The request. Pick out every line in the listing below that contains the string "ticks", and copy each of those lines in full.

[Element and region data]
--------------------------------
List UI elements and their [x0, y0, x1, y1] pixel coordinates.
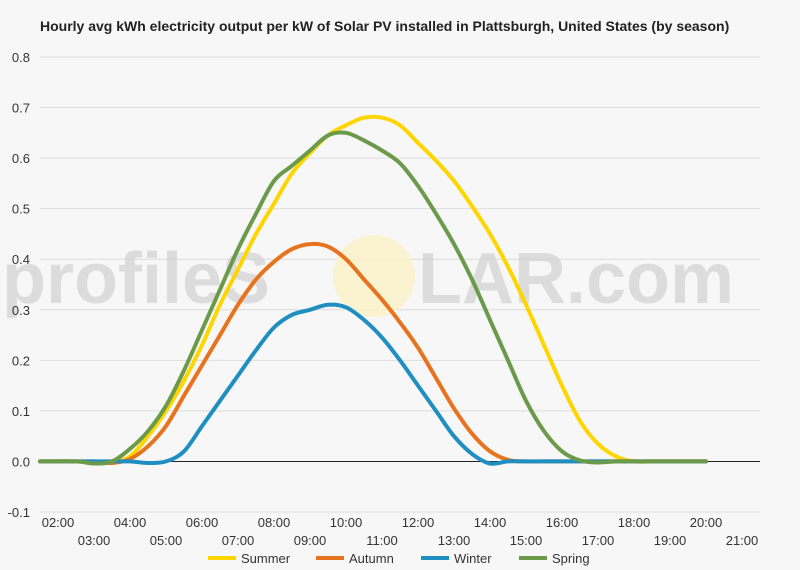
x-tick-label: 10:00: [330, 515, 363, 530]
watermark-text-left: profileS: [2, 239, 270, 319]
x-tick-label: 16:00: [546, 515, 579, 530]
y-axis-ticks: -0.1 0.0 0.1 0.2 0.3 0.4 0.5 0.6 0.7 0.8: [8, 50, 30, 520]
x-tick-label: 05:00: [150, 533, 183, 548]
y-tick-label: 0.8: [12, 50, 30, 65]
x-tick-label: 18:00: [618, 515, 651, 530]
x-tick-label: 02:00: [42, 515, 75, 530]
x-tick-label: 11:00: [366, 533, 398, 548]
chart-title: Hourly avg kWh electricity output per kW…: [40, 18, 730, 34]
y-tick-label: 0.5: [12, 202, 30, 217]
y-tick-label: 0.0: [12, 454, 30, 469]
y-tick-label: 0.6: [12, 151, 30, 166]
series-line-spring: [38, 130, 708, 466]
y-tick-label: 0.1: [12, 404, 30, 419]
legend-label-winter: Winter: [454, 551, 492, 566]
series-lines: [38, 114, 708, 466]
series-line-summer: [38, 114, 708, 464]
x-tick-label: 13:00: [438, 533, 471, 548]
x-tick-label: 08:00: [258, 515, 291, 530]
x-tick-label: 20:00: [690, 515, 723, 530]
x-tick-label: 04:00: [114, 515, 147, 530]
x-tick-label: 07:00: [222, 533, 255, 548]
y-tick-label: 0.7: [12, 101, 30, 116]
x-tick-label: 21:00: [726, 533, 759, 548]
y-tick-label: -0.1: [8, 505, 30, 520]
x-tick-label: 15:00: [510, 533, 543, 548]
x-tick-label: 17:00: [582, 533, 615, 548]
x-tick-label: 19:00: [654, 533, 687, 548]
watermark: profileS LAR.com: [2, 235, 734, 319]
y-tick-label: 0.2: [12, 353, 30, 368]
legend-label-spring: Spring: [552, 551, 590, 566]
x-tick-label: 09:00: [294, 533, 327, 548]
legend-label-summer: Summer: [241, 551, 291, 566]
series-line-winter: [38, 302, 708, 466]
x-tick-label: 14:00: [474, 515, 507, 530]
x-tick-label: 06:00: [186, 515, 219, 530]
y-tick-label: 0.3: [12, 303, 30, 318]
y-tick-label: 0.4: [12, 252, 30, 267]
watermark-text-right: LAR.com: [418, 239, 734, 319]
x-axis-ticks: 02:0003:0004:0005:0006:0007:0008:0009:00…: [42, 515, 759, 548]
legend-label-autumn: Autumn: [349, 551, 394, 566]
legend: Summer Autumn Winter Spring: [208, 551, 590, 566]
x-tick-label: 12:00: [402, 515, 435, 530]
x-tick-label: 03:00: [78, 533, 111, 548]
watermark-sun-icon: [333, 235, 415, 317]
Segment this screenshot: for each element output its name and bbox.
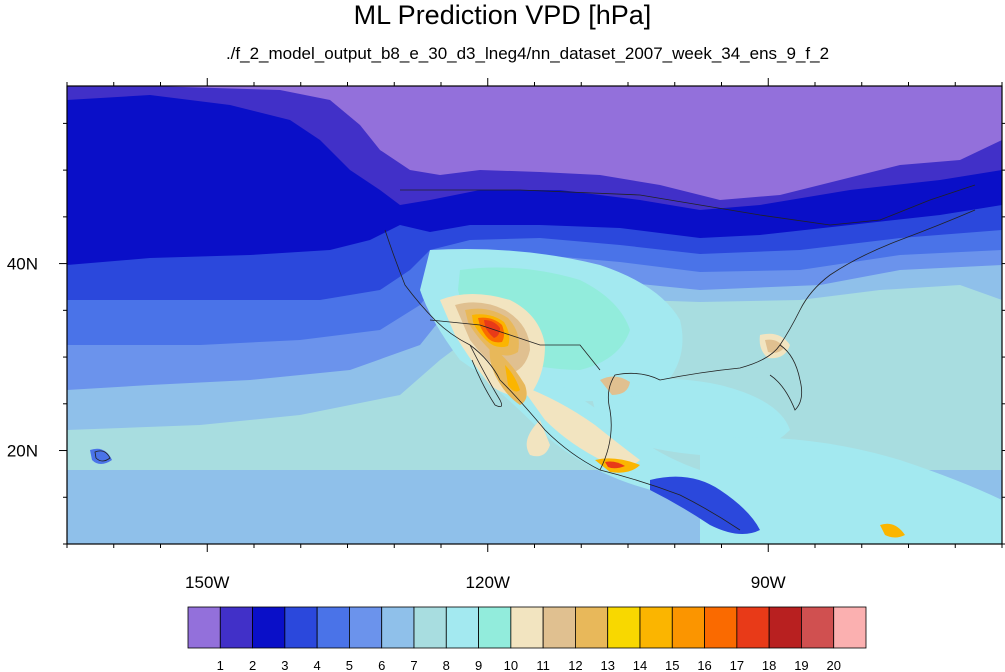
--------------------------------
Answer.
y-axis-ticks: -0.1 0.0 0.1 0.2 0.3 0.4 0.5 0.6 0.7 0.8: [8, 50, 30, 520]
x-axis-ticks: 02:0003:0004:0005:0006:0007:0008:0009:00…: [42, 515, 759, 548]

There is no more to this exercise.